Instructions for the task: Show all lines from the data that include the word "text".

(Collection entries)
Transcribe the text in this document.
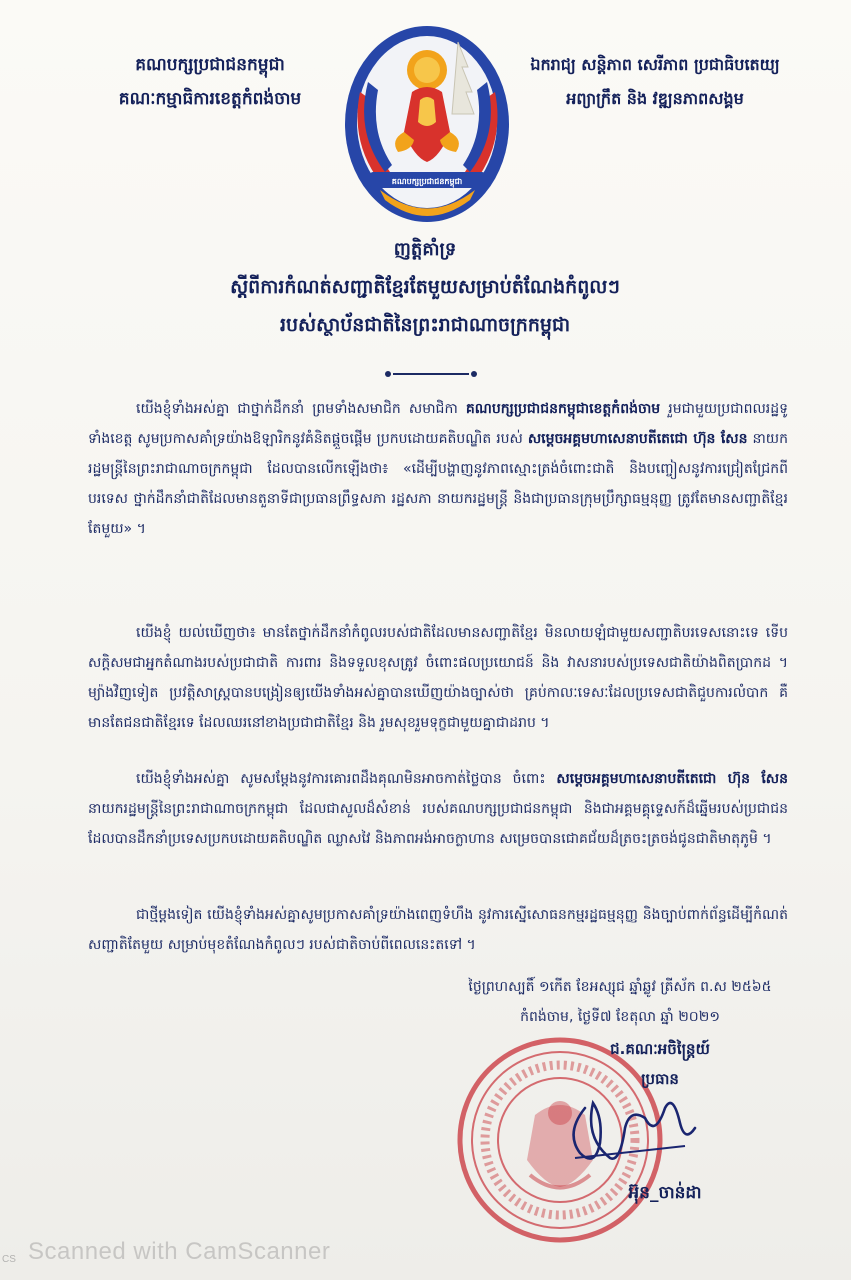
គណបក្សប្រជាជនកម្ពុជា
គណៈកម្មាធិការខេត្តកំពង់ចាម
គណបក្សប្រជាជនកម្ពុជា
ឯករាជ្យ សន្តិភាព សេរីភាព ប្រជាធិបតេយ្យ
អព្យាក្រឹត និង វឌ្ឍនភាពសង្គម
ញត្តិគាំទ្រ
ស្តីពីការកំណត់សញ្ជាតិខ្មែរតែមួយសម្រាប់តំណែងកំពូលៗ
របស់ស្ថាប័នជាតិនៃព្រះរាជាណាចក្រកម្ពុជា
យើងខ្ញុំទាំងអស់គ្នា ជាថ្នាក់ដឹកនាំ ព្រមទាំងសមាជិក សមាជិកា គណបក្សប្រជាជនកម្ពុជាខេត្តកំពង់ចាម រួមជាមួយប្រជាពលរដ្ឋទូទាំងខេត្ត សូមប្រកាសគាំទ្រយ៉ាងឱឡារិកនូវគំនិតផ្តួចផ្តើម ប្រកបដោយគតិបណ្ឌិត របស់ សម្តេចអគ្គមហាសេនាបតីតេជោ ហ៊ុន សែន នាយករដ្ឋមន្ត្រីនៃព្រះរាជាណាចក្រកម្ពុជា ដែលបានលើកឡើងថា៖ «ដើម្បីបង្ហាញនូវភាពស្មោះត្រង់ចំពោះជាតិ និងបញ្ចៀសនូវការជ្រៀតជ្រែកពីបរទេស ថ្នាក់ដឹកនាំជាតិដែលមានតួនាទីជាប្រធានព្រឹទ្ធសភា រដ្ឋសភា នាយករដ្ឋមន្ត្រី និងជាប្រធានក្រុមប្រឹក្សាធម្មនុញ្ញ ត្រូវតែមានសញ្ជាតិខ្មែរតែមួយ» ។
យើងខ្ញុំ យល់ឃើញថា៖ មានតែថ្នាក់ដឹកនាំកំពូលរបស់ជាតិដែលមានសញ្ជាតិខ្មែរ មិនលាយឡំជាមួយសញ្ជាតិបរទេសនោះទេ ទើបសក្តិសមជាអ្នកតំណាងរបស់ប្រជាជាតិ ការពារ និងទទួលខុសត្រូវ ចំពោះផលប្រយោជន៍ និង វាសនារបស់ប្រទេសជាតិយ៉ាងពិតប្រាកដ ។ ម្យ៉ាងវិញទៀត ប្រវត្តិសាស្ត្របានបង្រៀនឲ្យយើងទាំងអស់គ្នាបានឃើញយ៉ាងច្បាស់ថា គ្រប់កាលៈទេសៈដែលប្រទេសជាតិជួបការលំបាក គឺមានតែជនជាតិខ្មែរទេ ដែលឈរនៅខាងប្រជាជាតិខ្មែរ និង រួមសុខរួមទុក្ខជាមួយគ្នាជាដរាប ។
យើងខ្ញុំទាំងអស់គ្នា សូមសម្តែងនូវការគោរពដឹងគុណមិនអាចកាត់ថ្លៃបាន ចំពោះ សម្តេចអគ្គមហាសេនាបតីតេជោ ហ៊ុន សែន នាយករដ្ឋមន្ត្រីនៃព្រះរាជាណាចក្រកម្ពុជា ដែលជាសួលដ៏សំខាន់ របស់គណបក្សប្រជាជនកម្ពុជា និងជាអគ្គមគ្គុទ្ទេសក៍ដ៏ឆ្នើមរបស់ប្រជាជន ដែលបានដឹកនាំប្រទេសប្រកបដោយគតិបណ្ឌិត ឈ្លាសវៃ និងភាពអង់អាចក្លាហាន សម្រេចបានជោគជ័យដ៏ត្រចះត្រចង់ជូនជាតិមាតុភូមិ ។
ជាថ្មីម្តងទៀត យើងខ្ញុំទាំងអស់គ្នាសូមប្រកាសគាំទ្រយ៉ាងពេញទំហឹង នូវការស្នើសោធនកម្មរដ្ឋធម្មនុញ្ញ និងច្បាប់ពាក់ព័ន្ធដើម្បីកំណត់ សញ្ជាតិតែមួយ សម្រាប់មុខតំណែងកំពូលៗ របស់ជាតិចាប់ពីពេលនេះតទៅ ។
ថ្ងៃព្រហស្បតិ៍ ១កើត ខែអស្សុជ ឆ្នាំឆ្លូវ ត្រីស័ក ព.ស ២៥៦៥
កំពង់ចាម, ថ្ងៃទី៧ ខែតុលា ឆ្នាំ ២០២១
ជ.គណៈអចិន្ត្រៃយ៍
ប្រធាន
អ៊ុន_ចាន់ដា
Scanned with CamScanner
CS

--

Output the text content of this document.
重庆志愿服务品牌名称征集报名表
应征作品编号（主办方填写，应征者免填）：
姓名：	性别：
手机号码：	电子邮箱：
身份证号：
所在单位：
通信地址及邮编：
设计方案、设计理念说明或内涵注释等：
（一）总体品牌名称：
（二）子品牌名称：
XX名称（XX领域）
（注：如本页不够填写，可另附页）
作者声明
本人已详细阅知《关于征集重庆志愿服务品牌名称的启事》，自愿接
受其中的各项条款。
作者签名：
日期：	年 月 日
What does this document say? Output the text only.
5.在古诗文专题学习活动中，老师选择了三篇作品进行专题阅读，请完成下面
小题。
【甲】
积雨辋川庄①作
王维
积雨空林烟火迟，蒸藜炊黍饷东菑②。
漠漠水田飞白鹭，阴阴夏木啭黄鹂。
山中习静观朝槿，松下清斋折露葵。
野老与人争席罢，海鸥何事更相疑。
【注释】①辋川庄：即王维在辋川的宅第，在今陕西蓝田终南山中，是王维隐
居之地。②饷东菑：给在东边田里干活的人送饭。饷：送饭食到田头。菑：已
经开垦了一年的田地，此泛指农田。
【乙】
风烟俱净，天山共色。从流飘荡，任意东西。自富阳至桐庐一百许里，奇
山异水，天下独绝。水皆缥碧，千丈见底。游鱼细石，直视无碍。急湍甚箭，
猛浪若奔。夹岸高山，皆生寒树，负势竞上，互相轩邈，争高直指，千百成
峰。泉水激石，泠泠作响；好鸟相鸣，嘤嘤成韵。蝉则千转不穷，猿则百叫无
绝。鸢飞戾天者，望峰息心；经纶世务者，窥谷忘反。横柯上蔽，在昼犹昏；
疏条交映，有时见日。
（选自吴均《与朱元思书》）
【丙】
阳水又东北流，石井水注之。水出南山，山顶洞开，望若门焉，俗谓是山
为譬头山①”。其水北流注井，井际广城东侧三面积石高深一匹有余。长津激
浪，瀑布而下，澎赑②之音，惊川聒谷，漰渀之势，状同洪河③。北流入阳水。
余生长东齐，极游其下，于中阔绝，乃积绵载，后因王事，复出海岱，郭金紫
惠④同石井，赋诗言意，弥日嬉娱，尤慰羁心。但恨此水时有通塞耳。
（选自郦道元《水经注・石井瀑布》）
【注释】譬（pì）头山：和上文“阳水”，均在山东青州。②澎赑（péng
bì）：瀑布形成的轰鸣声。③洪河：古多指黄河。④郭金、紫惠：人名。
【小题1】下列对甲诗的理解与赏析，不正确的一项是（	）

Full output:
Transcribe the text in this document.
Output the text content of this document.
What does this document say? Output the text only.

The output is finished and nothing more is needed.